Exercise description >>
For this exercise, write out exactly, and only, the lines running from the line that contains "Output the underlying" through the line that contains "Parse this chart and return its data as JSON.".

-- begin Material provided --

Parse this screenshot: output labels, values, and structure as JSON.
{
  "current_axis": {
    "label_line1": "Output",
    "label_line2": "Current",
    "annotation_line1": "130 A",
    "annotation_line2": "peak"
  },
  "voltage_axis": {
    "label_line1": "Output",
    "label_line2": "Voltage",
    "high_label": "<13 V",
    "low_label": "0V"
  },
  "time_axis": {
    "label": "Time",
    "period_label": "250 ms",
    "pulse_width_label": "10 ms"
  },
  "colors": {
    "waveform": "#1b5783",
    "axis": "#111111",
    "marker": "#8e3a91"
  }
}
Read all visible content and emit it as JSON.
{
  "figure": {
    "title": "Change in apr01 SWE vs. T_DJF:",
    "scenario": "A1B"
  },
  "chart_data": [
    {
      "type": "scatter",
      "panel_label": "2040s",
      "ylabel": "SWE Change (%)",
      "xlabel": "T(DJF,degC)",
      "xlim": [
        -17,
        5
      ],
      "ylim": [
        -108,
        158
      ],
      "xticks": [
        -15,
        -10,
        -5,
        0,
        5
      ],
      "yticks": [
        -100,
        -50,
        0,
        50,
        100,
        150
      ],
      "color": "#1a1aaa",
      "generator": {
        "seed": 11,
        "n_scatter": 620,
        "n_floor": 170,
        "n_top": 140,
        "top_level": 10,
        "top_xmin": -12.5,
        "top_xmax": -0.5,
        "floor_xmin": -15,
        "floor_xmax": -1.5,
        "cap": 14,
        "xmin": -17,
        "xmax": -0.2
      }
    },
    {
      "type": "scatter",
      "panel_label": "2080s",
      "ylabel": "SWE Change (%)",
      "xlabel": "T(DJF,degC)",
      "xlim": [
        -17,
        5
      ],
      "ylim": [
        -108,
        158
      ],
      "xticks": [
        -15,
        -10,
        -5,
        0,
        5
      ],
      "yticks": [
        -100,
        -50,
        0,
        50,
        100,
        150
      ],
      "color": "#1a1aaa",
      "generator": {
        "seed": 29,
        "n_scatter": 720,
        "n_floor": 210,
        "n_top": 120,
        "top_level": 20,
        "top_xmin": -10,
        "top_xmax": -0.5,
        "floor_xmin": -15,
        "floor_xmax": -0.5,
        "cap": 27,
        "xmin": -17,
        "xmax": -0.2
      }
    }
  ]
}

-- end Material provided --
-- begin Material provided --

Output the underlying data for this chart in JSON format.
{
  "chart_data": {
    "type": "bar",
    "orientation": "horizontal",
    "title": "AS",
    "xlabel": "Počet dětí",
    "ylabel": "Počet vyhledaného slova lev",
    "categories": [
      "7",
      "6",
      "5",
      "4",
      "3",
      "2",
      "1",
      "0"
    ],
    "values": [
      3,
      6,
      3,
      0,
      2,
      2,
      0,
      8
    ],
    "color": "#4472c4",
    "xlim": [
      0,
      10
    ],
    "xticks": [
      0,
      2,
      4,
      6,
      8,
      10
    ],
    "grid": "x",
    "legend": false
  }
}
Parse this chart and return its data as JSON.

-- end Material provided --
-- begin Material provided --

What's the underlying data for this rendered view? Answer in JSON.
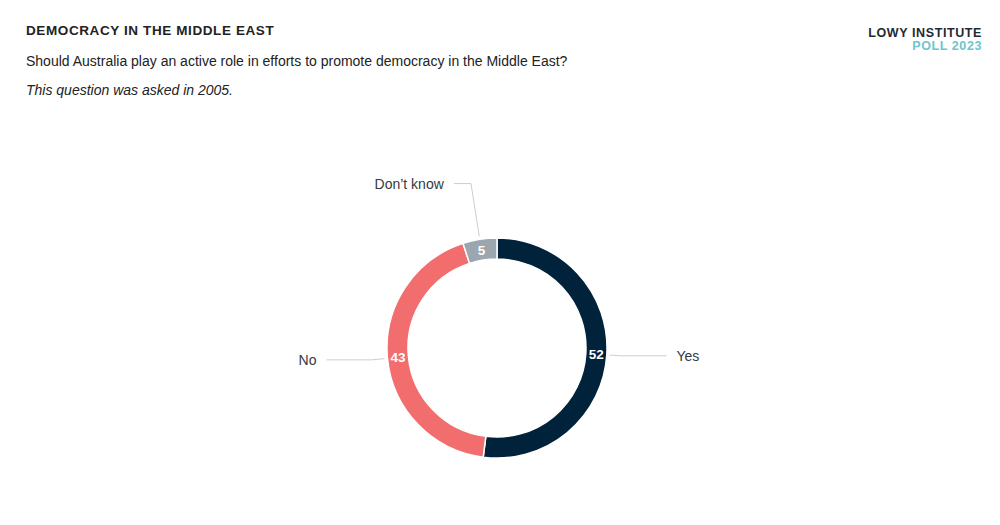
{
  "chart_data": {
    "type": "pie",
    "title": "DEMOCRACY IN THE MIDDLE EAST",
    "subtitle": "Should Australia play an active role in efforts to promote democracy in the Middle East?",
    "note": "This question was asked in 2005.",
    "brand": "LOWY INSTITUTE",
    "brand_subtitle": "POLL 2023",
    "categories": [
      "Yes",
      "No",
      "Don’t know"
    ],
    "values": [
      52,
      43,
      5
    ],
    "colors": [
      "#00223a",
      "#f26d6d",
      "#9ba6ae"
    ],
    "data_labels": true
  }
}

-- end Material provided --

Full solution >>
Output the underlying data for this chart in JSON format.
{
  "chart_data": {
    "type": "bar",
    "orientation": "horizontal",
    "title": "AS",
    "xlabel": "Počet dětí",
    "ylabel": "Počet vyhledaného slova lev",
    "categories": [
      "7",
      "6",
      "5",
      "4",
      "3",
      "2",
      "1",
      "0"
    ],
    "values": [
      3,
      6,
      3,
      0,
      2,
      2,
      0,
      8
    ],
    "color": "#4472c4",
    "xlim": [
      0,
      10
    ],
    "xticks": [
      0,
      2,
      4,
      6,
      8,
      10
    ],
    "grid": "x",
    "legend": false
  }
}
Parse this chart and return its data as JSON.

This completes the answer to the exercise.